▶ **Your objective**
Search the records that follow and extract every line containing the string "title".
*** Data extract
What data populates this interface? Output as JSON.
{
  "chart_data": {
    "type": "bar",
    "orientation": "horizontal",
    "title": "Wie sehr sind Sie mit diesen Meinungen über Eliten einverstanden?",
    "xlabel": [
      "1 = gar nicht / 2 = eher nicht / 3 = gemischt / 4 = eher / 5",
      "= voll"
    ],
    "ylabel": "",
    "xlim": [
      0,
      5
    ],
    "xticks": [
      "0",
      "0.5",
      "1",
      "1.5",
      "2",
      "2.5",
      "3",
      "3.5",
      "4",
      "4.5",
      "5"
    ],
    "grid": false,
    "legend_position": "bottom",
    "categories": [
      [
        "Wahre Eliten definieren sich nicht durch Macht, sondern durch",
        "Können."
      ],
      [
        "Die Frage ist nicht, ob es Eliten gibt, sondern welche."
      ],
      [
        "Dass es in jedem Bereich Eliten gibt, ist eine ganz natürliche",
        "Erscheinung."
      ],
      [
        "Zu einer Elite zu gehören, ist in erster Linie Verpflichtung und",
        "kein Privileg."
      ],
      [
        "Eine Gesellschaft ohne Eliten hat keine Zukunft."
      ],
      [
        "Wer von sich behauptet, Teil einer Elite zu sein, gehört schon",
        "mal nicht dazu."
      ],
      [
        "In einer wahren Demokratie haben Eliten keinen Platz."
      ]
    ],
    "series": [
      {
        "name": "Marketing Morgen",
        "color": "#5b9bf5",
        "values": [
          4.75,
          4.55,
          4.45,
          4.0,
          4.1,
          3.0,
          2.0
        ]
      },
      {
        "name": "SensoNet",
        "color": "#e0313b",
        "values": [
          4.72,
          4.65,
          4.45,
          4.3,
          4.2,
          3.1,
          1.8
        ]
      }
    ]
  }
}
******
*** Data extract
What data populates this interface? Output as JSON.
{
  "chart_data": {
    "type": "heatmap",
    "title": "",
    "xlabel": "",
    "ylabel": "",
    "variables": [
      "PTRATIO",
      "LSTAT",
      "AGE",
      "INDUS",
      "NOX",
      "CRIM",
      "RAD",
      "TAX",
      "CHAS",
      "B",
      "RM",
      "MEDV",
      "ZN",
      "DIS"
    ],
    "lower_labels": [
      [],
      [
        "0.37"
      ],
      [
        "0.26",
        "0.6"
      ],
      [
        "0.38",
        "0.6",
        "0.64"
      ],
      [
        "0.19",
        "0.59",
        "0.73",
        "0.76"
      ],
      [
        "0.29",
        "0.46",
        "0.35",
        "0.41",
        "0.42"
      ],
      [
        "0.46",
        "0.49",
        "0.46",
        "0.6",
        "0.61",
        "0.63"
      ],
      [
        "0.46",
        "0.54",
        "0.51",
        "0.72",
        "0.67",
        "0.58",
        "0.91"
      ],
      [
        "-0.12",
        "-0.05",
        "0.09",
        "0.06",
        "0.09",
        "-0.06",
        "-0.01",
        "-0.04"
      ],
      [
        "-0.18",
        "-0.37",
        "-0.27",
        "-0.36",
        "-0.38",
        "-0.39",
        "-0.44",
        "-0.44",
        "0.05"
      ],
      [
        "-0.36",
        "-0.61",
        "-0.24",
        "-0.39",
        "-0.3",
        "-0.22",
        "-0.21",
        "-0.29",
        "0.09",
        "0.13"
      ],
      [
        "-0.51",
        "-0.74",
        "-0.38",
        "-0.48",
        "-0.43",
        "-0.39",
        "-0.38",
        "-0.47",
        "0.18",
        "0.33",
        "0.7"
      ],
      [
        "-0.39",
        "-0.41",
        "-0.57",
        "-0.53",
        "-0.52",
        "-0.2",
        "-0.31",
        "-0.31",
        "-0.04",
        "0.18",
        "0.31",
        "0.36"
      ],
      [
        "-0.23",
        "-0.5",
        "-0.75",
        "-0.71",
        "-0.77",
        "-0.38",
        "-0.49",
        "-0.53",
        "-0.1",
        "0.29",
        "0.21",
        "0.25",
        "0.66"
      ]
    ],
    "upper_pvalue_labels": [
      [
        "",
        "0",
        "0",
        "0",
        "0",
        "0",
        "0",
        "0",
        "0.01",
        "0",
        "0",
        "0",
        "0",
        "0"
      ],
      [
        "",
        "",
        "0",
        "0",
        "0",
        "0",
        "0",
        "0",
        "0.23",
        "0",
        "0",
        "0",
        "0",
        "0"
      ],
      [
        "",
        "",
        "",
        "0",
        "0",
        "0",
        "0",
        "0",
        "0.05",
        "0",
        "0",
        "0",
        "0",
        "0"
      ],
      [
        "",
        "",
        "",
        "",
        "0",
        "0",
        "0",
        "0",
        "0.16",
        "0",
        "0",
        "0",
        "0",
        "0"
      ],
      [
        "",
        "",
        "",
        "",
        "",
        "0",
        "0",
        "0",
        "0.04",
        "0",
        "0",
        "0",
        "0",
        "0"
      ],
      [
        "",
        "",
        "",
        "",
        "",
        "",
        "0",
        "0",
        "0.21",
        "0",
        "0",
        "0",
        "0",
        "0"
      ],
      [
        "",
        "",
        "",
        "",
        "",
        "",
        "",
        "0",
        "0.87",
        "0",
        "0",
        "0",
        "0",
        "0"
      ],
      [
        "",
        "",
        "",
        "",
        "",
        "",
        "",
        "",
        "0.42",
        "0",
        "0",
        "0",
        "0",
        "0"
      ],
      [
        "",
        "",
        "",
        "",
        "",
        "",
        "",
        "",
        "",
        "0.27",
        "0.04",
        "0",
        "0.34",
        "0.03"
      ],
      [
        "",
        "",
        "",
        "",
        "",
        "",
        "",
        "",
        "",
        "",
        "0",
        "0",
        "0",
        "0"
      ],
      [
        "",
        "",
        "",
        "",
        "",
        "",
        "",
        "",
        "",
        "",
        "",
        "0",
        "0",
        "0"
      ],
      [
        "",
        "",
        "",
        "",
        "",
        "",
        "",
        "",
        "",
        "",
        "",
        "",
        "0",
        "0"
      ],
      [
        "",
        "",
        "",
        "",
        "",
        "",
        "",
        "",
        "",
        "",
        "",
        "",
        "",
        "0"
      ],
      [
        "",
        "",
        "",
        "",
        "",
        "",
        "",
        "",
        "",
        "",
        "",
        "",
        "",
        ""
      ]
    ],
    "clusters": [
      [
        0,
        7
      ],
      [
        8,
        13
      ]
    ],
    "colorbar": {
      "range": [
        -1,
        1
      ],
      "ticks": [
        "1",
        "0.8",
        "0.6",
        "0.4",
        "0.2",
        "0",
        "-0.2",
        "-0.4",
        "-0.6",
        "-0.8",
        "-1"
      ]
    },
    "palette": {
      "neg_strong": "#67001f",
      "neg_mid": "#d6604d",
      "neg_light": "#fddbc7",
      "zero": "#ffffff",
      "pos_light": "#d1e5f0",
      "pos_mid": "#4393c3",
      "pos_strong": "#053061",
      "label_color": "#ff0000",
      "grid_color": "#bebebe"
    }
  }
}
******
*** Data extract
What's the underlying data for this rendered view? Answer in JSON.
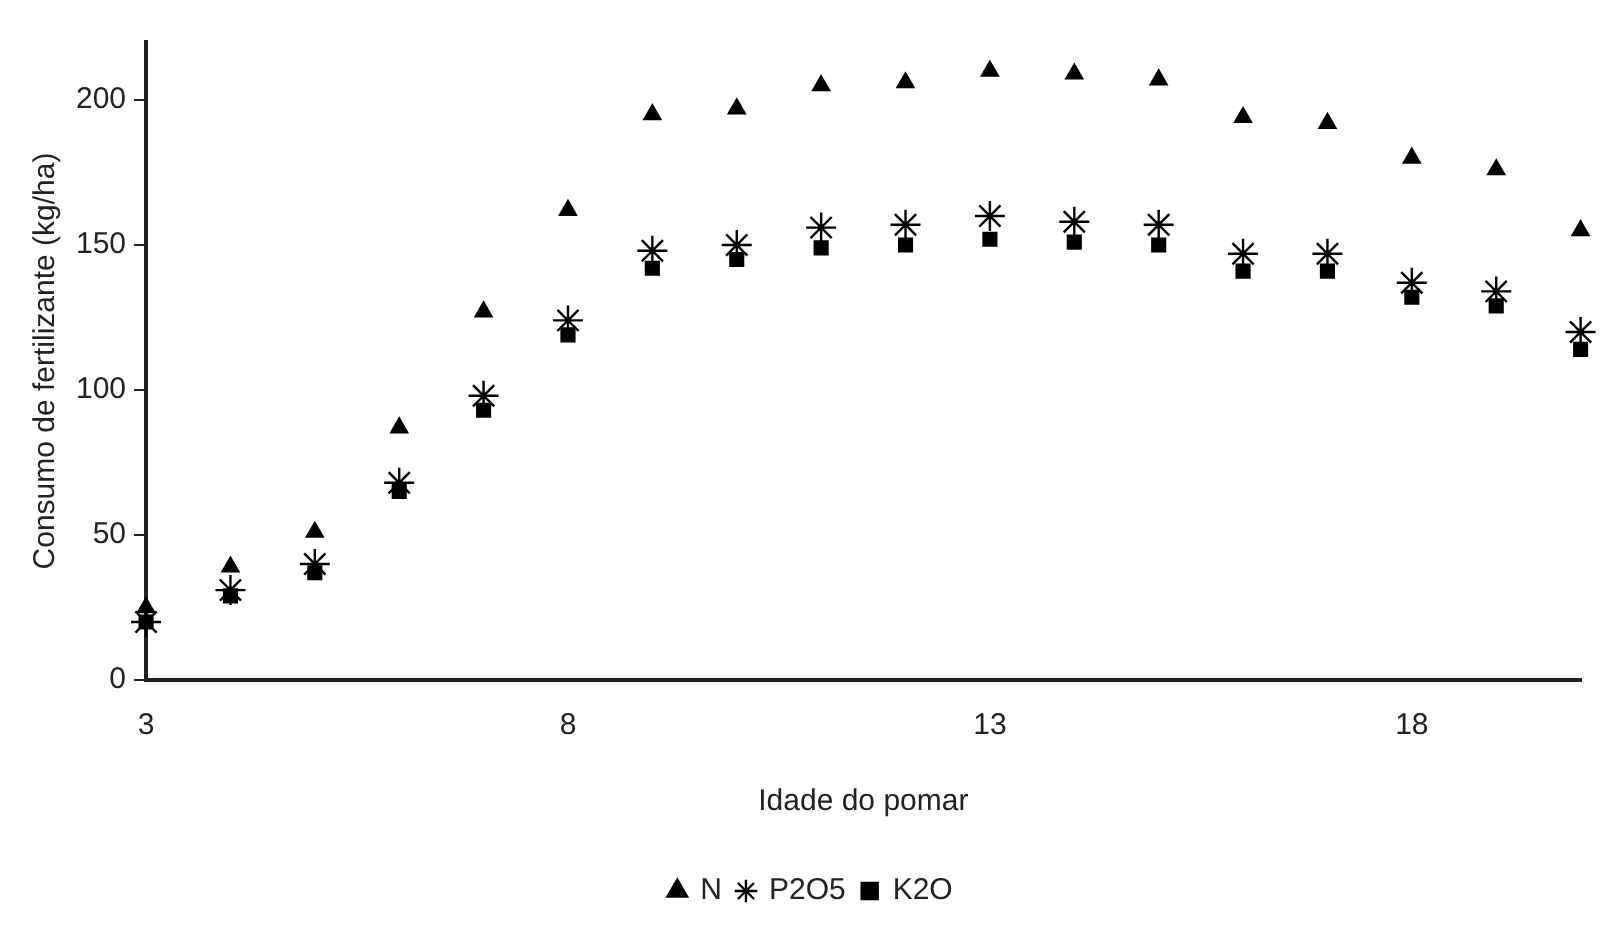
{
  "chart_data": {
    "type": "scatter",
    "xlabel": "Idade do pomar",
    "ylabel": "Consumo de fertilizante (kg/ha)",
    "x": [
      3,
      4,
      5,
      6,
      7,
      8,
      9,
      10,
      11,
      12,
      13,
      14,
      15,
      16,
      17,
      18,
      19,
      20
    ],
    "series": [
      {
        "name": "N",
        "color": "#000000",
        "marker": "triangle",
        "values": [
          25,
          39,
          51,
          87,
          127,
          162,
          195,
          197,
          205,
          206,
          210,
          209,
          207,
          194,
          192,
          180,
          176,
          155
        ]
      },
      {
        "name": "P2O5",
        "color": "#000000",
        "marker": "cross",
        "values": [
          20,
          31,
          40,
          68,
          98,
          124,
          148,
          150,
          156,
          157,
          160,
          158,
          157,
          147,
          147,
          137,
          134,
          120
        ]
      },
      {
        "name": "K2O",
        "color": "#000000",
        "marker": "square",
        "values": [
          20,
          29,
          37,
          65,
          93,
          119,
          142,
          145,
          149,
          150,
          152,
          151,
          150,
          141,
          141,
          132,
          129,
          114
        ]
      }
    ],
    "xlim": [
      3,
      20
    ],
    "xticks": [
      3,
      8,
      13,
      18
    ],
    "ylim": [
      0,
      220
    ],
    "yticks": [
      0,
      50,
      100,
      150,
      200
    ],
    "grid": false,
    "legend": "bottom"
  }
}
******
▶ **Written answer**
    "title": "Wie sehr sind Sie mit diesen Meinungen über Eliten einverstanden?",
    "title": "",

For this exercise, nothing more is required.